DATA SUPPLIED |
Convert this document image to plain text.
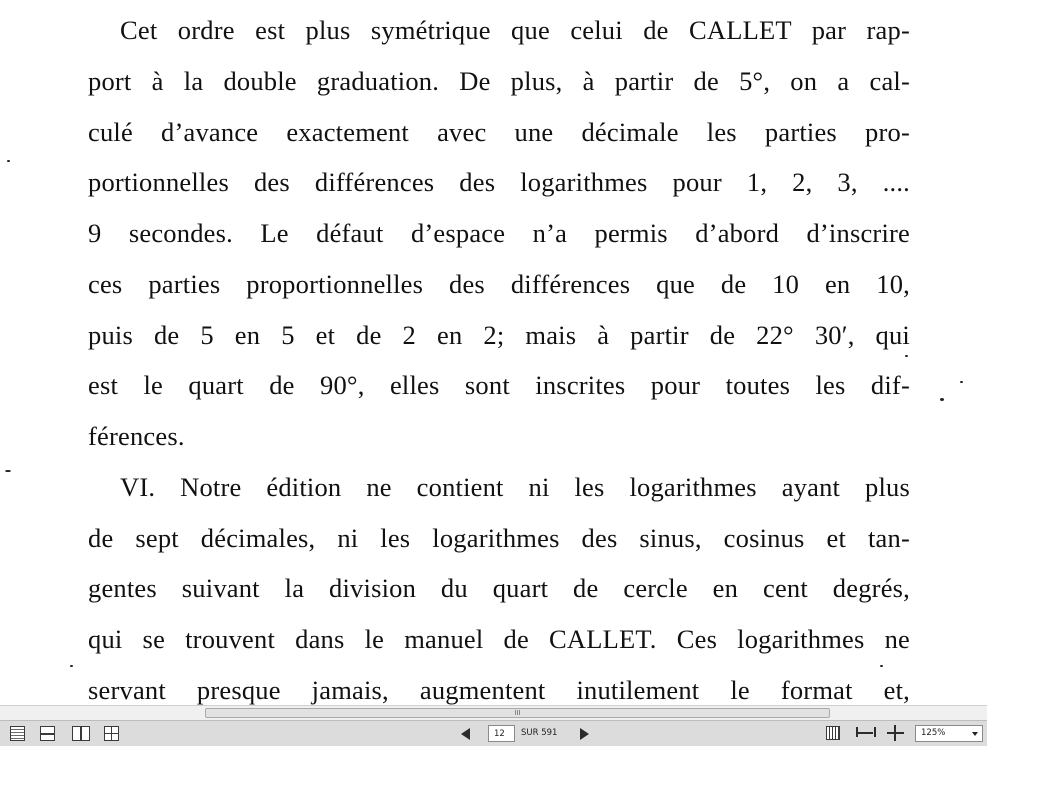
Cet ordre est plus symétrique que celui de CALLET par rap-
port à la double graduation. De plus, à partir de 5°, on a cal-
culé d’avance exactement avec une décimale les parties pro-
portionnelles des différences des logarithmes pour 1, 2, 3, ....
9 secondes. Le défaut d’espace n’a permis d’abord d’inscrire
ces parties proportionnelles des différences que de 10 en 10,
puis de 5 en 5 et de 2 en 2; mais à partir de 22° 30′, qui
est le quart de 90°, elles sont inscrites pour toutes les dif-
férences.
VI. Notre édition ne contient ni les logarithmes ayant plus
de sept décimales, ni les logarithmes des sinus, cosinus et tan-
gentes suivant la division du quart de cercle en cent degrés,
qui se trouvent dans le manuel de CALLET. Ces logarithmes ne
servant presque jamais, augmentent inutilement le format et,
III
12
SUR 591	125%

WHAT THE TASK ASKS |
Reproduce all entries exactly. Pictures do not belong in the copy.

FULL RESPONSE |
Convert this document image to plain text.
Cet ordre est plus symétrique que celui de CALLET par rap-
port à la double graduation. De plus, à partir de 5°, on a cal-
culé d’avance exactement avec une décimale les parties pro-
portionnelles des différences des logarithmes pour 1, 2, 3, ....
9 secondes. Le défaut d’espace n’a permis d’abord d’inscrire
ces parties proportionnelles des différences que de 10 en 10,
puis de 5 en 5 et de 2 en 2; mais à partir de 22° 30′, qui
est le quart de 90°, elles sont inscrites pour toutes les dif-
férences.
VI. Notre édition ne contient ni les logarithmes ayant plus
de sept décimales, ni les logarithmes des sinus, cosinus et tan-
gentes suivant la division du quart de cercle en cent degrés,
qui se trouvent dans le manuel de CALLET. Ces logarithmes ne
servant presque jamais, augmentent inutilement le format et,
III
12
SUR 591	125%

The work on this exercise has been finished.